Requirements: Your task is to transcribe the records exactly, skipping every image.

──────────────────────────────

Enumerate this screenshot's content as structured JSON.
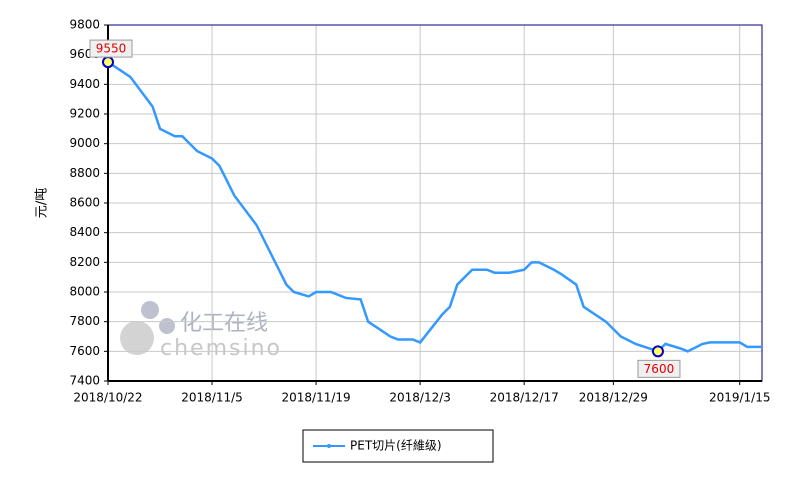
{
  "chart_data": {
    "type": "line",
    "ylabel": "元/吨",
    "x": [
      "2018/10/22",
      "2018/10/25",
      "2018/10/28",
      "2018/10/29",
      "2018/10/31",
      "2018/11/1",
      "2018/11/3",
      "2018/11/5",
      "2018/11/6",
      "2018/11/8",
      "2018/11/11",
      "2018/11/14",
      "2018/11/15",
      "2018/11/16",
      "2018/11/18",
      "2018/11/19",
      "2018/11/21",
      "2018/11/23",
      "2018/11/25",
      "2018/11/26",
      "2018/11/29",
      "2018/11/30",
      "2018/12/2",
      "2018/12/3",
      "2018/12/6",
      "2018/12/7",
      "2018/12/8",
      "2018/12/10",
      "2018/12/12",
      "2018/12/13",
      "2018/12/15",
      "2018/12/17",
      "2018/12/18",
      "2018/12/19",
      "2018/12/21",
      "2018/12/22",
      "2018/12/24",
      "2018/12/25",
      "2018/12/28",
      "2018/12/30",
      "2019/1/1",
      "2019/1/4",
      "2019/1/5",
      "2019/1/7",
      "2019/1/8",
      "2019/1/10",
      "2019/1/11",
      "2019/1/15",
      "2019/1/16",
      "2019/1/18"
    ],
    "series": [
      {
        "name": "PET切片(纤維级)",
        "color": "#3399ff",
        "values": [
          9550,
          9450,
          9250,
          9100,
          9050,
          9050,
          8950,
          8900,
          8850,
          8650,
          8450,
          8150,
          8050,
          8000,
          7970,
          8000,
          8000,
          7960,
          7950,
          7800,
          7700,
          7680,
          7680,
          7660,
          7850,
          7900,
          8050,
          8150,
          8150,
          8130,
          8130,
          8150,
          8200,
          8200,
          8150,
          8120,
          8050,
          7900,
          7800,
          7700,
          7650,
          7600,
          7650,
          7620,
          7600,
          7650,
          7660,
          7660,
          7630,
          7630
        ]
      }
    ],
    "annotations": [
      {
        "x": "2018/10/22",
        "y": 9550
      },
      {
        "x": "2019/1/4",
        "y": 7600
      }
    ],
    "xlim": [
      "2018/10/22",
      "2019/1/18"
    ],
    "xticks": [
      "2018/10/22",
      "2018/11/5",
      "2018/11/19",
      "2018/12/3",
      "2018/12/17",
      "2018/12/29",
      "2019/1/15"
    ],
    "ylim": [
      7400,
      9800
    ],
    "yticks": [
      7400,
      7600,
      7800,
      8000,
      8200,
      8400,
      8600,
      8800,
      9000,
      9200,
      9400,
      9600,
      9800
    ],
    "grid": true,
    "watermark": {
      "cn": "化工在线",
      "en": "chemsino"
    }
  }
}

──────────────────────────────

Written solution:
Enumerate this screenshot's content as structured JSON.
{
  "chart_data": {
    "type": "line",
    "ylabel": "元/吨",
    "x": [
      "2018/10/22",
      "2018/10/25",
      "2018/10/28",
      "2018/10/29",
      "2018/10/31",
      "2018/11/1",
      "2018/11/3",
      "2018/11/5",
      "2018/11/6",
      "2018/11/8",
      "2018/11/11",
      "2018/11/14",
      "2018/11/15",
      "2018/11/16",
      "2018/11/18",
      "2018/11/19",
      "2018/11/21",
      "2018/11/23",
      "2018/11/25",
      "2018/11/26",
      "2018/11/29",
      "2018/11/30",
      "2018/12/2",
      "2018/12/3",
      "2018/12/6",
      "2018/12/7",
      "2018/12/8",
      "2018/12/10",
      "2018/12/12",
      "2018/12/13",
      "2018/12/15",
      "2018/12/17",
      "2018/12/18",
      "2018/12/19",
      "2018/12/21",
      "2018/12/22",
      "2018/12/24",
      "2018/12/25",
      "2018/12/28",
      "2018/12/30",
      "2019/1/1",
      "2019/1/4",
      "2019/1/5",
      "2019/1/7",
      "2019/1/8",
      "2019/1/10",
      "2019/1/11",
      "2019/1/15",
      "2019/1/16",
      "2019/1/18"
    ],
    "series": [
      {
        "name": "PET切片(纤維级)",
        "color": "#3399ff",
        "values": [
          9550,
          9450,
          9250,
          9100,
          9050,
          9050,
          8950,
          8900,
          8850,
          8650,
          8450,
          8150,
          8050,
          8000,
          7970,
          8000,
          8000,
          7960,
          7950,
          7800,
          7700,
          7680,
          7680,
          7660,
          7850,
          7900,
          8050,
          8150,
          8150,
          8130,
          8130,
          8150,
          8200,
          8200,
          8150,
          8120,
          8050,
          7900,
          7800,
          7700,
          7650,
          7600,
          7650,
          7620,
          7600,
          7650,
          7660,
          7660,
          7630,
          7630
        ]
      }
    ],
    "annotations": [
      {
        "x": "2018/10/22",
        "y": 9550
      },
      {
        "x": "2019/1/4",
        "y": 7600
      }
    ],
    "xlim": [
      "2018/10/22",
      "2019/1/18"
    ],
    "xticks": [
      "2018/10/22",
      "2018/11/5",
      "2018/11/19",
      "2018/12/3",
      "2018/12/17",
      "2018/12/29",
      "2019/1/15"
    ],
    "ylim": [
      7400,
      9800
    ],
    "yticks": [
      7400,
      7600,
      7800,
      8000,
      8200,
      8400,
      8600,
      8800,
      9000,
      9200,
      9400,
      9600,
      9800
    ],
    "grid": true,
    "watermark": {
      "cn": "化工在线",
      "en": "chemsino"
    }
  }
}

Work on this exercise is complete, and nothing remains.